• Task brief
Tally every line of the material that includes "title", then give the tally and nothing else.

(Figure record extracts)

..............................

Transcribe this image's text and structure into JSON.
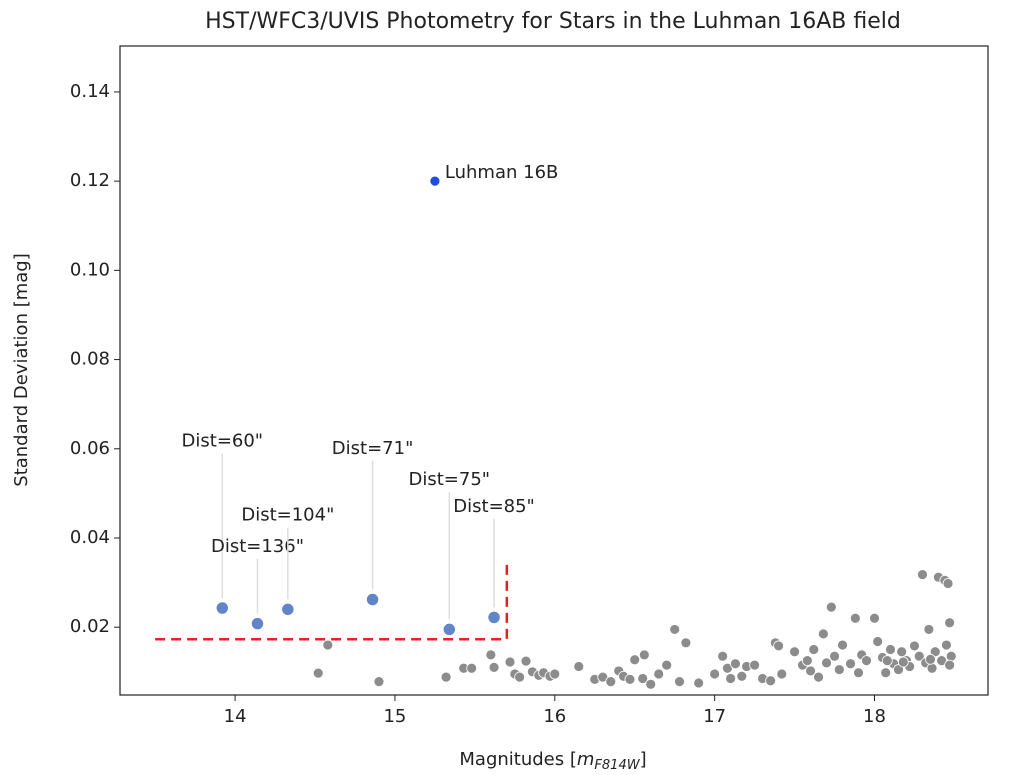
{
  "chart_data": {
    "type": "scatter",
    "title": "HST/WFC3/UVIS Photometry for Stars in the Luhman 16AB field",
    "xlabel_parts": [
      "Magnitudes [",
      "m",
      "F814W",
      "]"
    ],
    "ylabel": "Standard Deviation [mag]",
    "xlim": [
      13.28,
      18.71
    ],
    "ylim": [
      0.0048,
      0.1503
    ],
    "xticks": [
      14,
      15,
      16,
      17,
      18
    ],
    "yticks": [
      0.02,
      0.04,
      0.06,
      0.08,
      {
        "value": 0.1,
        "label": "0.10"
      },
      0.12,
      0.14
    ],
    "grid": false,
    "series": [
      {
        "color": "#8c8c8c",
        "x": [
          14.52,
          14.58,
          14.9,
          15.32,
          15.43,
          15.48,
          15.6,
          15.62,
          15.72,
          15.75,
          15.78,
          15.82,
          15.86,
          15.9,
          15.93,
          15.97,
          16.0,
          16.15,
          16.25,
          16.3,
          16.35,
          16.4,
          16.43,
          16.47,
          16.5,
          16.55,
          16.56,
          16.6,
          16.65,
          16.7,
          16.75,
          16.78,
          16.82,
          16.9,
          17.0,
          17.05,
          17.08,
          17.1,
          17.13,
          17.17,
          17.2,
          17.25,
          17.3,
          17.35,
          17.38,
          17.4,
          17.42,
          17.5,
          17.55,
          17.58,
          17.6,
          17.62,
          17.65,
          17.68,
          17.7,
          17.73,
          17.75,
          17.78,
          17.8,
          17.85,
          17.88,
          17.9,
          17.92,
          17.95,
          18.0,
          18.02,
          18.05,
          18.07,
          18.1,
          18.12,
          18.15,
          18.17,
          18.2,
          18.22,
          18.25,
          18.28,
          18.3,
          18.32,
          18.34,
          18.36,
          18.38,
          18.4,
          18.42,
          18.44,
          18.45,
          18.46,
          18.47,
          18.48,
          18.47,
          18.35,
          18.18,
          18.08
        ],
        "values": [
          0.0097,
          0.016,
          0.0078,
          0.0088,
          0.0108,
          0.0108,
          0.0138,
          0.011,
          0.0122,
          0.0095,
          0.0088,
          0.0124,
          0.01,
          0.0092,
          0.0098,
          0.009,
          0.0095,
          0.0112,
          0.0083,
          0.0088,
          0.0078,
          0.0102,
          0.009,
          0.0083,
          0.0127,
          0.0085,
          0.0138,
          0.0072,
          0.0095,
          0.0115,
          0.0195,
          0.0078,
          0.0165,
          0.0075,
          0.0095,
          0.0135,
          0.0108,
          0.0085,
          0.0118,
          0.009,
          0.0112,
          0.0115,
          0.0085,
          0.008,
          0.0165,
          0.0158,
          0.0095,
          0.0145,
          0.0115,
          0.0125,
          0.0102,
          0.015,
          0.0088,
          0.0185,
          0.012,
          0.0245,
          0.0135,
          0.0105,
          0.016,
          0.0118,
          0.022,
          0.0098,
          0.0138,
          0.0125,
          0.022,
          0.0168,
          0.0132,
          0.0098,
          0.015,
          0.0118,
          0.0105,
          0.0145,
          0.0125,
          0.0112,
          0.0158,
          0.0135,
          0.0318,
          0.012,
          0.0195,
          0.0108,
          0.0145,
          0.0312,
          0.0125,
          0.0305,
          0.016,
          0.0298,
          0.021,
          0.0135,
          0.0115,
          0.0128,
          0.0122,
          0.0125
        ]
      },
      {
        "color": "#6285c8",
        "x": [
          13.92,
          14.14,
          14.33,
          14.86,
          15.34,
          15.62
        ],
        "values": [
          0.0243,
          0.0208,
          0.024,
          0.0262,
          0.0195,
          0.0222
        ],
        "labels": [
          "Dist=60\"",
          "Dist=136\"",
          "Dist=104\"",
          "Dist=71\"",
          "Dist=75\"",
          "Dist=85\""
        ],
        "label_y": [
          0.0616,
          0.038,
          0.045,
          0.06,
          0.053,
          0.047
        ]
      },
      {
        "name": "Luhman 16B",
        "color": "#1f4fd8",
        "x": [
          15.25
        ],
        "values": [
          0.12
        ]
      }
    ],
    "threshold_x": [
      13.5,
      15.7
    ],
    "threshold_y": [
      0.0173,
      0.035
    ],
    "threshold_color": "#e8231f"
  }
}
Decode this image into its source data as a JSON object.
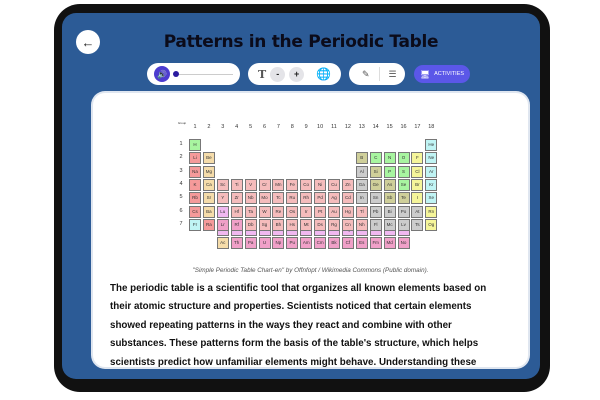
{
  "header": {
    "title": "Patterns in the Periodic Table",
    "back_icon": "arrow-left-icon"
  },
  "toolbar": {
    "audio": {
      "icon": "speaker-icon",
      "progress": 0
    },
    "text_size": {
      "icon": "text-size-icon",
      "decrease": "-",
      "increase": "+"
    },
    "language_icon": "globe-icon",
    "tools": {
      "highlight_icon": "pencil-icon",
      "list_icon": "list-icon"
    },
    "activities_label": "ACTIVITIES",
    "activities_icon": "monitor-icon"
  },
  "colors": {
    "screen": "#2c5b96",
    "accent": "#5b57e8",
    "audio": "#4c3ccf"
  },
  "figure": {
    "group_header": "Group",
    "period_header": "Period",
    "groups": [
      "1",
      "2",
      "3",
      "4",
      "5",
      "6",
      "7",
      "8",
      "9",
      "10",
      "11",
      "12",
      "13",
      "14",
      "15",
      "16",
      "17",
      "18"
    ],
    "periods": [
      "1",
      "2",
      "3",
      "4",
      "5",
      "6",
      "7"
    ],
    "symbols": [
      "H",
      "He",
      "Li",
      "Be",
      "B",
      "C",
      "N",
      "O",
      "F",
      "Ne",
      "Na",
      "Mg",
      "Al",
      "Si",
      "P",
      "S",
      "Cl",
      "Ar",
      "K",
      "Ca",
      "Sc",
      "Ti",
      "V",
      "Cr",
      "Mn",
      "Fe",
      "Co",
      "Ni",
      "Cu",
      "Zn",
      "Ga",
      "Ge",
      "As",
      "Se",
      "Br",
      "Kr",
      "Rb",
      "Sr",
      "Y",
      "Zr",
      "Nb",
      "Mo",
      "Tc",
      "Ru",
      "Rh",
      "Pd",
      "Ag",
      "Cd",
      "In",
      "Sn",
      "Sb",
      "Te",
      "I",
      "Xe",
      "Cs",
      "Ba",
      "La",
      "Ce",
      "Pr",
      "Nd",
      "Pm",
      "Sm",
      "Eu",
      "Gd",
      "Tb",
      "Dy",
      "Ho",
      "Er",
      "Tm",
      "Yb",
      "Lu",
      "Hf",
      "Ta",
      "W",
      "Re",
      "Os",
      "Ir",
      "Pt",
      "Au",
      "Hg",
      "Tl",
      "Pb",
      "Bi",
      "Po",
      "At",
      "Rn",
      "Fr",
      "Ra",
      "Ac",
      "Th",
      "Pa",
      "U",
      "Np",
      "Pu",
      "Am",
      "Cm",
      "Bk",
      "Cf",
      "Es",
      "Fm",
      "Md",
      "No",
      "Lr",
      "Rf",
      "Db",
      "Sg",
      "Bh",
      "Hs",
      "Mt",
      "Ds",
      "Rg",
      "Cn",
      "Nh",
      "Fl",
      "Mc",
      "Lv",
      "Ts",
      "Og"
    ],
    "categories": "ngaemnnnhgaepmnnhgaettttttttttpmmnhgaettttttttttppmmhgaelllllllllllllllttttttttttpppphgaeccccccccccccccctttttttttpppphg",
    "category_colors": {
      "n": "#a8f5a0",
      "g": "#c0f4f4",
      "a": "#f59a9a",
      "e": "#f5dcaa",
      "m": "#cfcf9a",
      "h": "#f5f59a",
      "p": "#cccccc",
      "t": "#f5bcbc",
      "l": "#f0b8f0",
      "c": "#f0a0c8"
    },
    "caption": "\"Simple Periodic Table Chart-en\" by Offnfopt / Wikimedia Commons (Public domain)."
  },
  "paragraph": [
    "The periodic table is a scientific tool that organizes all known elements based on",
    "their atomic structure and properties. Scientists noticed that certain elements",
    "showed repeating patterns in the ways they react and combine with other",
    "substances. These patterns form the basis of the table's structure, which helps",
    "scientists predict how unfamiliar elements might behave. Understanding these"
  ]
}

..............................

• Exercise solution
2